(REQUIRED WORK) Take every line where the string "different" appears and copy it.
****************************************
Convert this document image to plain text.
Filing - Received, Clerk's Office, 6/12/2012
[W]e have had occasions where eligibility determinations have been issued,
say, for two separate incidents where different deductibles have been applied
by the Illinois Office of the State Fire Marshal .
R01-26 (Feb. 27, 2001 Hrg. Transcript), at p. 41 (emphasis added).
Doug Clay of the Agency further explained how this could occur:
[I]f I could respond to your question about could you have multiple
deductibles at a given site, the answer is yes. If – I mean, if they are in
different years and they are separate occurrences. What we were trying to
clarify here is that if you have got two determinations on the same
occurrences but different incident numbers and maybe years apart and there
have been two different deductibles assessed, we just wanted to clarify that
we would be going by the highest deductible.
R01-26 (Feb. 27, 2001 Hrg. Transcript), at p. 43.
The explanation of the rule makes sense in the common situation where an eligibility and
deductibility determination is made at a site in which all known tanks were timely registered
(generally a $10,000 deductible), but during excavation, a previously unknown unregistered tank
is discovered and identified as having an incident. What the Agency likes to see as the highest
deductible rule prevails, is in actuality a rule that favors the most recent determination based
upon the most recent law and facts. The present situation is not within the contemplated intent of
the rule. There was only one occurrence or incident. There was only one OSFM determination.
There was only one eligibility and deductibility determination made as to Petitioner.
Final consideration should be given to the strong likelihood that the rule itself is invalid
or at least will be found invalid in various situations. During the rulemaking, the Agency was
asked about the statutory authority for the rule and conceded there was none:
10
****************************************
(OUTPUT BELOW)
say, for two separate incidents where different deductibles have been applied
different years and they are separate occurrences. What we were trying to
occurrences but different incident numbers and maybe years apart and there
have been two different deductibles assessed, we just wanted to clarify that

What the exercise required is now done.